In the data that follows, count the lines in which the word "would" occurs, and report that figure alone.

========

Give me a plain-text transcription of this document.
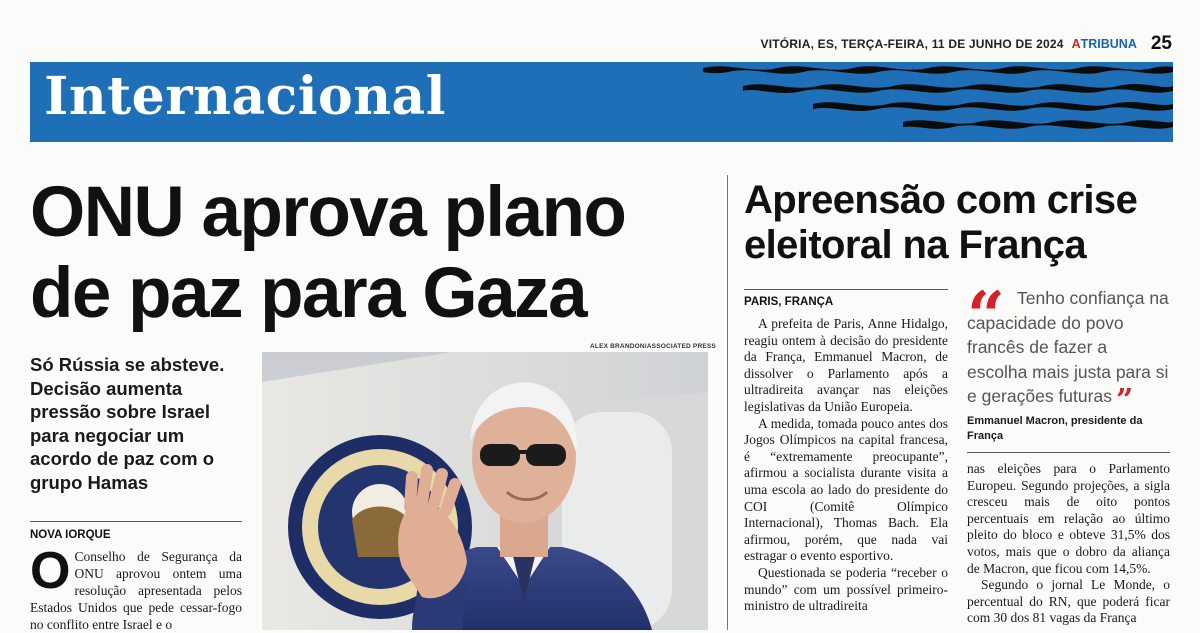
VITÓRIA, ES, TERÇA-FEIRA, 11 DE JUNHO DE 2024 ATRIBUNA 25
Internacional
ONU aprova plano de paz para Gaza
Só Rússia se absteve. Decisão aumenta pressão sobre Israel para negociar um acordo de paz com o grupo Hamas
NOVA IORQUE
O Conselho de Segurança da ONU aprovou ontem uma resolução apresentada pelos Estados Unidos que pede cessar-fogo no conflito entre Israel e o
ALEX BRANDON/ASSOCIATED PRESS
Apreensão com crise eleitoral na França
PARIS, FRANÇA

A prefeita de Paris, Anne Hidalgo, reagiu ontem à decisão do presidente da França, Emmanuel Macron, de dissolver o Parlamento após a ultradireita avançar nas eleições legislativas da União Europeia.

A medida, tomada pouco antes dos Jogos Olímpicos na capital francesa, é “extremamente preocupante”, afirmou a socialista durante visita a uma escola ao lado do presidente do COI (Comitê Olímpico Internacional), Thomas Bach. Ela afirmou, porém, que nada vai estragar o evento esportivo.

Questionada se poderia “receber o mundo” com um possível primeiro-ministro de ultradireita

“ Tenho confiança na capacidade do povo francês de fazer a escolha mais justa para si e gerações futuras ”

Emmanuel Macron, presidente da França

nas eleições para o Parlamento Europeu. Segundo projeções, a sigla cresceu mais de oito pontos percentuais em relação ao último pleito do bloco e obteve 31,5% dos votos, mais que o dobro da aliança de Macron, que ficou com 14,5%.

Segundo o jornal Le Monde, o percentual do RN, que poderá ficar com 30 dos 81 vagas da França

========

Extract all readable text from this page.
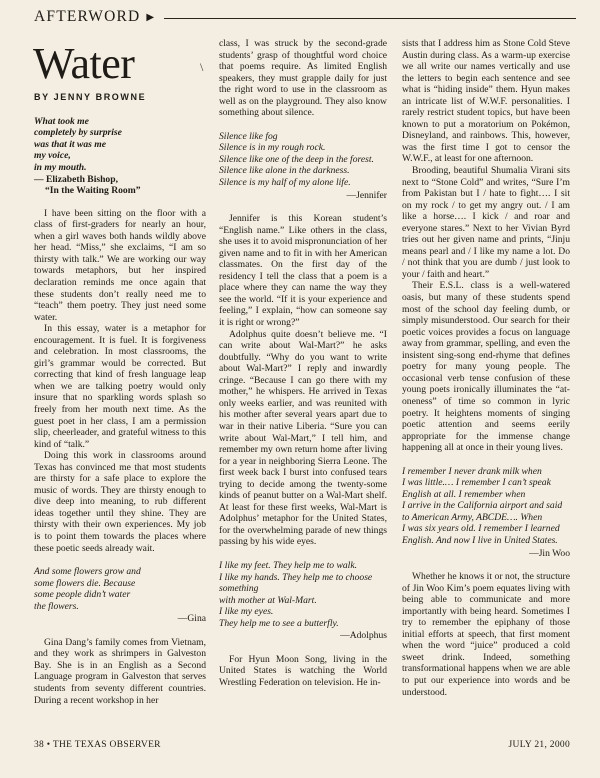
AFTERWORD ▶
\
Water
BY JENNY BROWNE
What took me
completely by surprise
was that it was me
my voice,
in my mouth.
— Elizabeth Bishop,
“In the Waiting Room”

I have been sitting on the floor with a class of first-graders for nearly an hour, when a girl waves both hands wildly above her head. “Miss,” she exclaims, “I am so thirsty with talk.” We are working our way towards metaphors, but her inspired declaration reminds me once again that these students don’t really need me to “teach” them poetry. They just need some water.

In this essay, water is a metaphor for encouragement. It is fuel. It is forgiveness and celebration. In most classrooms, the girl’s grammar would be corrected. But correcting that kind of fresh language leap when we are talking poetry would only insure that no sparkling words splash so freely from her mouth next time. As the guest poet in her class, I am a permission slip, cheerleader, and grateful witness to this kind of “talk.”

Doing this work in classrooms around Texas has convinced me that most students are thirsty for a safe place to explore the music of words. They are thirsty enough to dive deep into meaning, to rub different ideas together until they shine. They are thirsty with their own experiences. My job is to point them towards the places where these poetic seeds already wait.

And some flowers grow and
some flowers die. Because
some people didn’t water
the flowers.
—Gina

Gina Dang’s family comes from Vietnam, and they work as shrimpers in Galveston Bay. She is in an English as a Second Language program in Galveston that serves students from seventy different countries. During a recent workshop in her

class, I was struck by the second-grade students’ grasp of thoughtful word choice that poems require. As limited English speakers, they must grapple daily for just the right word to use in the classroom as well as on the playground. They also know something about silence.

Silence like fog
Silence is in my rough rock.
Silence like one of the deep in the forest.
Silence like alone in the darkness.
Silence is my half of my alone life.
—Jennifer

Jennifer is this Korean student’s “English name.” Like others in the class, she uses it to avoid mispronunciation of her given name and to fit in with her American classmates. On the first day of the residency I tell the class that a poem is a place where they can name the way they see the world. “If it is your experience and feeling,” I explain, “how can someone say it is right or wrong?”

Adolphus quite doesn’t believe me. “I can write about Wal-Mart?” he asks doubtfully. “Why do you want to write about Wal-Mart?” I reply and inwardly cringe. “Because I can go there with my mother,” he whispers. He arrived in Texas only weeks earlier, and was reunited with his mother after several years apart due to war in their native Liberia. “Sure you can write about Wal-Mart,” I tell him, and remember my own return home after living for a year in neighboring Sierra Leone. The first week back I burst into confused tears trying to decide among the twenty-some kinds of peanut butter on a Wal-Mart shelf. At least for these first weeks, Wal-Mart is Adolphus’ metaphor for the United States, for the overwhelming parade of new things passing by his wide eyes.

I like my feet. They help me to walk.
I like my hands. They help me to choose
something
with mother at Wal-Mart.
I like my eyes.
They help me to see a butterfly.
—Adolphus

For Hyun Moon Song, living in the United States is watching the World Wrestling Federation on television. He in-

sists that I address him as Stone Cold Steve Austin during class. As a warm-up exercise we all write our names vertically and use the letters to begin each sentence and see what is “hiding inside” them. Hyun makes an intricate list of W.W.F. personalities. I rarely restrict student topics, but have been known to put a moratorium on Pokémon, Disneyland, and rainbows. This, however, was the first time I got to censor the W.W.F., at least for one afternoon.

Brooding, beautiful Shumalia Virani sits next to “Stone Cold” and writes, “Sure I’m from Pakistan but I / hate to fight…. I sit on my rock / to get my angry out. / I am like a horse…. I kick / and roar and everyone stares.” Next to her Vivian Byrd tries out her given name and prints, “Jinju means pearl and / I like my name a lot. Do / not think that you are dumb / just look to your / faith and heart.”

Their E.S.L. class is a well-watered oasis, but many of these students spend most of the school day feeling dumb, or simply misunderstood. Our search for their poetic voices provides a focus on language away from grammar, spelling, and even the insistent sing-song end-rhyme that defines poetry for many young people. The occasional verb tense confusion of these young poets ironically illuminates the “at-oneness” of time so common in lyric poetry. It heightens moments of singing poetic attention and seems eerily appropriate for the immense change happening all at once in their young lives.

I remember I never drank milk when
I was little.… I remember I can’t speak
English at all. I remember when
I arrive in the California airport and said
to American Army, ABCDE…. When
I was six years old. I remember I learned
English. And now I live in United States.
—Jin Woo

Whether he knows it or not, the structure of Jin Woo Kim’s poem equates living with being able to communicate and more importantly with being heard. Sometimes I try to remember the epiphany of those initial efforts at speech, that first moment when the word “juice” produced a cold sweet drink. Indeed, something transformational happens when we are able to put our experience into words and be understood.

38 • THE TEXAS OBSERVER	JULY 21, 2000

========

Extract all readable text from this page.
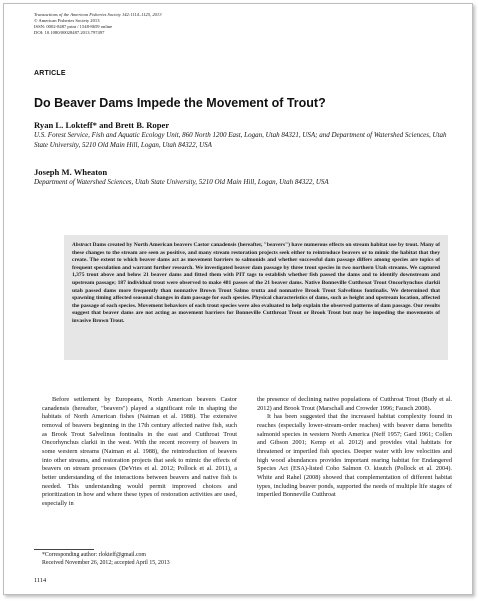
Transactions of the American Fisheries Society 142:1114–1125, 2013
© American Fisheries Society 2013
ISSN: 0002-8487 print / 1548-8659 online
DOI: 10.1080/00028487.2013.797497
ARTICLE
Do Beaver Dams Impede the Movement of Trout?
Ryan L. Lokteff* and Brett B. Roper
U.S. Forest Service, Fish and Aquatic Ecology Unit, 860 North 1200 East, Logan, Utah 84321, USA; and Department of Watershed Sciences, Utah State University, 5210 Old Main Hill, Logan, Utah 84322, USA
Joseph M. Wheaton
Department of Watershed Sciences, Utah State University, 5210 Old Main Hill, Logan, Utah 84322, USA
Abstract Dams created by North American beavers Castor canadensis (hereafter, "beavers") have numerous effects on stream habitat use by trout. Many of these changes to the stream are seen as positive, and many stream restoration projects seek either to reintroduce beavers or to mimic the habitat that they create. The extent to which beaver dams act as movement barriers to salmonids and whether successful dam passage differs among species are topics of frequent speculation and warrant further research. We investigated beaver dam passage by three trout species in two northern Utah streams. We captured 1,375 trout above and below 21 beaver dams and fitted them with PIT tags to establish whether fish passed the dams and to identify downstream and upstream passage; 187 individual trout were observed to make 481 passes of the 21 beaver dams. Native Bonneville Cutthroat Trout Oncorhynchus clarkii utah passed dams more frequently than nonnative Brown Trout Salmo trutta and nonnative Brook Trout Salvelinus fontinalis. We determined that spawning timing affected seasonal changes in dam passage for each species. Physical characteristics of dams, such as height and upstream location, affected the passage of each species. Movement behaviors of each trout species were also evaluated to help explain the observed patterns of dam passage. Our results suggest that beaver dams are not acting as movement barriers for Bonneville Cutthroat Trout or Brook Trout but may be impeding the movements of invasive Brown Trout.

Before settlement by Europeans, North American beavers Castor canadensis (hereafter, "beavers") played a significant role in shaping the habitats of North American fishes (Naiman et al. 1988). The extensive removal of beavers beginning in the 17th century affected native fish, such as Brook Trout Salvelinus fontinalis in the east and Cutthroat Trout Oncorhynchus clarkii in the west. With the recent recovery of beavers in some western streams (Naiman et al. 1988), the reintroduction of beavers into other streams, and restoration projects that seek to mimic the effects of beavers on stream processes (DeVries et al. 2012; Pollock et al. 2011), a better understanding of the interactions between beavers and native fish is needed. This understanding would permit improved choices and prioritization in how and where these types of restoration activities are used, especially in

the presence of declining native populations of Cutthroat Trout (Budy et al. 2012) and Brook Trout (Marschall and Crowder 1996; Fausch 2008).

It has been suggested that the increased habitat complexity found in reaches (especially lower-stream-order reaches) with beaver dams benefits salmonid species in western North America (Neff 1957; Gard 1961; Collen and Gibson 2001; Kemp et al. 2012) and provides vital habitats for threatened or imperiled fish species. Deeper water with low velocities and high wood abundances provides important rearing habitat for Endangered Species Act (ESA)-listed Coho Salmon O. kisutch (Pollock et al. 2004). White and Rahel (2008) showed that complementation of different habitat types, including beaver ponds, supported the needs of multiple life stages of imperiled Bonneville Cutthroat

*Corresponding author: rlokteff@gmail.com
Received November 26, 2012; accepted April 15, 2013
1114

========

Correct response:
2